> **Task**
Find and copy lines holding "Expressions".

--- start of Source data ---

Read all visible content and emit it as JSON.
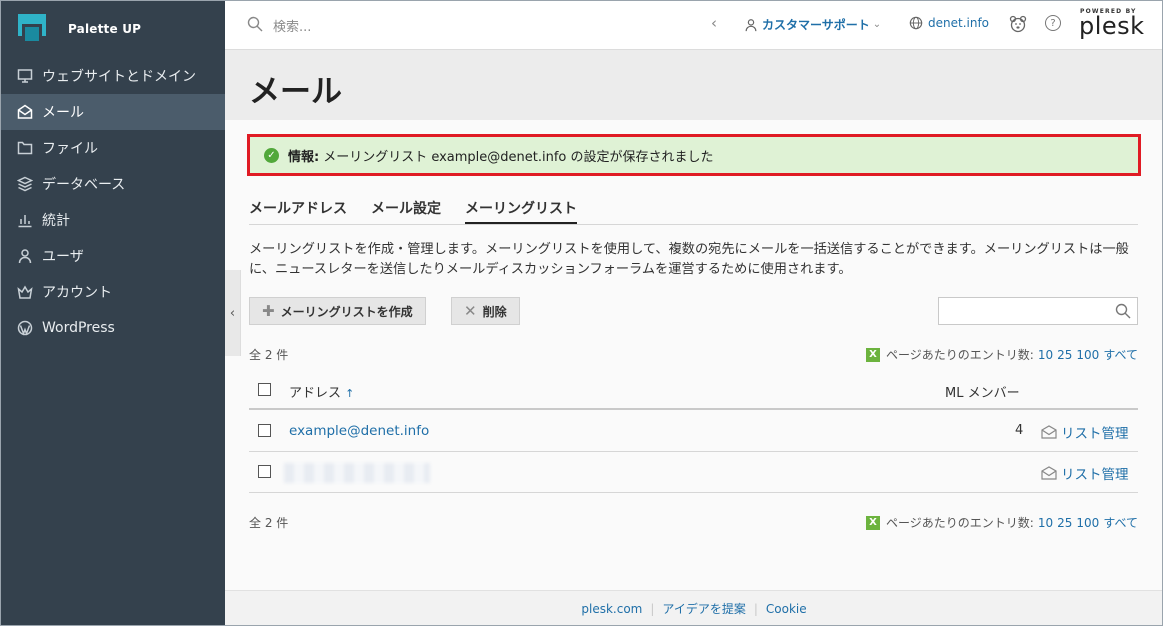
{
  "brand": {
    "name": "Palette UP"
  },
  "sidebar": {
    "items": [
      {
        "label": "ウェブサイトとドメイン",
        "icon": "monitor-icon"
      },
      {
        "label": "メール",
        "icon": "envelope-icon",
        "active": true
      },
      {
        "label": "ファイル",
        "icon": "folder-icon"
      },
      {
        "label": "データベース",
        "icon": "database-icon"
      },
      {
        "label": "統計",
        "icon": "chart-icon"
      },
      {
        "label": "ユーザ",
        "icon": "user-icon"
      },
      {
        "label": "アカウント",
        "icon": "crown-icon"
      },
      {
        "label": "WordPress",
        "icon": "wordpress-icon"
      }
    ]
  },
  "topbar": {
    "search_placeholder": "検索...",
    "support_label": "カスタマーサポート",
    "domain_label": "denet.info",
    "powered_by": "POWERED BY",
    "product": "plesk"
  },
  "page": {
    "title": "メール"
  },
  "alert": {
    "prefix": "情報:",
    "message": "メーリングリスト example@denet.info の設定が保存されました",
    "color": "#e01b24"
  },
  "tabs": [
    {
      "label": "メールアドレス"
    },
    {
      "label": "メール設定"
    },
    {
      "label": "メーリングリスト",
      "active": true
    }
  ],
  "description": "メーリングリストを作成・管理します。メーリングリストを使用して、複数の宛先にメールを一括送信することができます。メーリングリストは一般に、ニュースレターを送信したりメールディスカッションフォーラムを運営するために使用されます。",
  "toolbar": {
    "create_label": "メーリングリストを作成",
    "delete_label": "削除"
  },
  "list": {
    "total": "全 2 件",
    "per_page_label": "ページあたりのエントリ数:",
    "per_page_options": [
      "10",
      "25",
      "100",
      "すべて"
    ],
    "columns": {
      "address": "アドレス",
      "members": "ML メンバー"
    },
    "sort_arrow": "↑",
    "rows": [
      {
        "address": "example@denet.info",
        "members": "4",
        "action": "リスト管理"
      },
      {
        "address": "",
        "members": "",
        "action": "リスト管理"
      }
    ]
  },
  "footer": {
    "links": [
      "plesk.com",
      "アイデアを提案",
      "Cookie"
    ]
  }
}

--- end of Source data ---
--- start of Source data ---

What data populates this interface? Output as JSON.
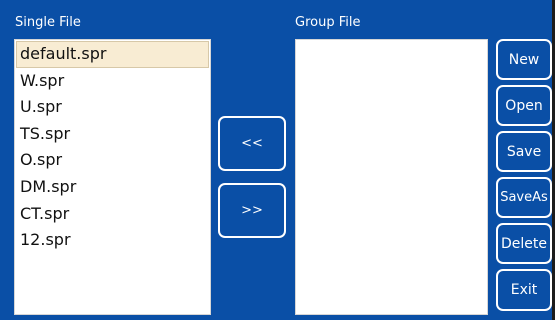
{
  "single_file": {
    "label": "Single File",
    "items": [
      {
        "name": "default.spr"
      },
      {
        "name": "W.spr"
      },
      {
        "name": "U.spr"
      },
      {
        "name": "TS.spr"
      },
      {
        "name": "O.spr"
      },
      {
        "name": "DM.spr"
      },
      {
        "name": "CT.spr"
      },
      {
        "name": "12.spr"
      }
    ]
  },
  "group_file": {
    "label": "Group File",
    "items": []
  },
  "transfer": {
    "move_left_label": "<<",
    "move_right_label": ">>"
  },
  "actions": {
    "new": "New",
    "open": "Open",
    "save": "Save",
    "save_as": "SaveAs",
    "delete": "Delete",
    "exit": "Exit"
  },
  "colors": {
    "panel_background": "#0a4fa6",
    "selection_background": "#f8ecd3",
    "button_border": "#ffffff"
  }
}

--- end of Source data ---
--- start of Source data ---

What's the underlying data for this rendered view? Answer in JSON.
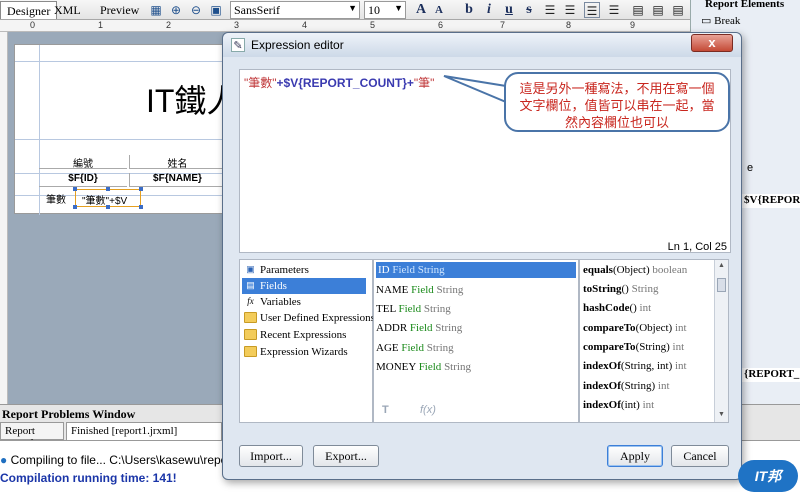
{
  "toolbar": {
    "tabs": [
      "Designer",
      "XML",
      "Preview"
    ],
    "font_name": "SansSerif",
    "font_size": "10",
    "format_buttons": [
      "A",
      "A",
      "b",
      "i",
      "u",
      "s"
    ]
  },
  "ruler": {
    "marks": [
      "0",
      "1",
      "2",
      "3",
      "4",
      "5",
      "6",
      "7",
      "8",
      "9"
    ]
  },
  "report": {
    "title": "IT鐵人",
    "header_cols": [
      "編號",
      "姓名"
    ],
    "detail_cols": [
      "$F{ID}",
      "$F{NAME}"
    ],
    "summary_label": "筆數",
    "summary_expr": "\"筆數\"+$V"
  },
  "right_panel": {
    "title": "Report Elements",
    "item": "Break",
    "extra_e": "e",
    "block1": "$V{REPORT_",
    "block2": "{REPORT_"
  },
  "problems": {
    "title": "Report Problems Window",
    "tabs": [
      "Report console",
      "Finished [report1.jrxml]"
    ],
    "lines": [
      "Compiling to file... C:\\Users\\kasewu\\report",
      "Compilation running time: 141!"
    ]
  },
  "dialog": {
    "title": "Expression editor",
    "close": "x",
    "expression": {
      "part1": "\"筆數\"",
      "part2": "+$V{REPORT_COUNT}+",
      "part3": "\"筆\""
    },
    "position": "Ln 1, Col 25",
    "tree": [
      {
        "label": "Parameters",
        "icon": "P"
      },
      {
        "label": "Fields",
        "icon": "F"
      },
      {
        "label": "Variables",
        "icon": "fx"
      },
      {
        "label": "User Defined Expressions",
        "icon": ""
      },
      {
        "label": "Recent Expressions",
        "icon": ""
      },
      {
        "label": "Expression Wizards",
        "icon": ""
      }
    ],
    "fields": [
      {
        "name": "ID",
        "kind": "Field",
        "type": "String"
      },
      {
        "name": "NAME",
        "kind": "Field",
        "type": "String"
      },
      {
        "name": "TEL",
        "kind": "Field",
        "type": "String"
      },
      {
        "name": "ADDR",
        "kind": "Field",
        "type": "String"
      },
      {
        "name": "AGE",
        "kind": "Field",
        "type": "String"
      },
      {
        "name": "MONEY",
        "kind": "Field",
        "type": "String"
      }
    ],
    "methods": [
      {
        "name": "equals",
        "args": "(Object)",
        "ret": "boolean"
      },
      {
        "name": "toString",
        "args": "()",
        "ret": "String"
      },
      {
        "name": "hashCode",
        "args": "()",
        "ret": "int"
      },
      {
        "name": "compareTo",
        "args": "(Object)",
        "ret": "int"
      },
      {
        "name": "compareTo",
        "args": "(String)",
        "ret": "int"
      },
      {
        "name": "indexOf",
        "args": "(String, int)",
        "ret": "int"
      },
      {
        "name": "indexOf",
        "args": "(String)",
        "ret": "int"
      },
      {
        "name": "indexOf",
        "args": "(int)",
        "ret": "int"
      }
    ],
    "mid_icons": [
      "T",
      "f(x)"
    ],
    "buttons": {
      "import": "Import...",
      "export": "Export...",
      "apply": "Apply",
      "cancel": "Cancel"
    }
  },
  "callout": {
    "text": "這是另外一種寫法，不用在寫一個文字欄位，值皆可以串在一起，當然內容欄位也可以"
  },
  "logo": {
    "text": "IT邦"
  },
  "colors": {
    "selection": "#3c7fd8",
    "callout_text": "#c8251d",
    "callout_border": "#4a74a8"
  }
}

--- end of Source data ---

> **Written response**
        "label": "User Defined Expressions",
        "label": "Recent Expressions",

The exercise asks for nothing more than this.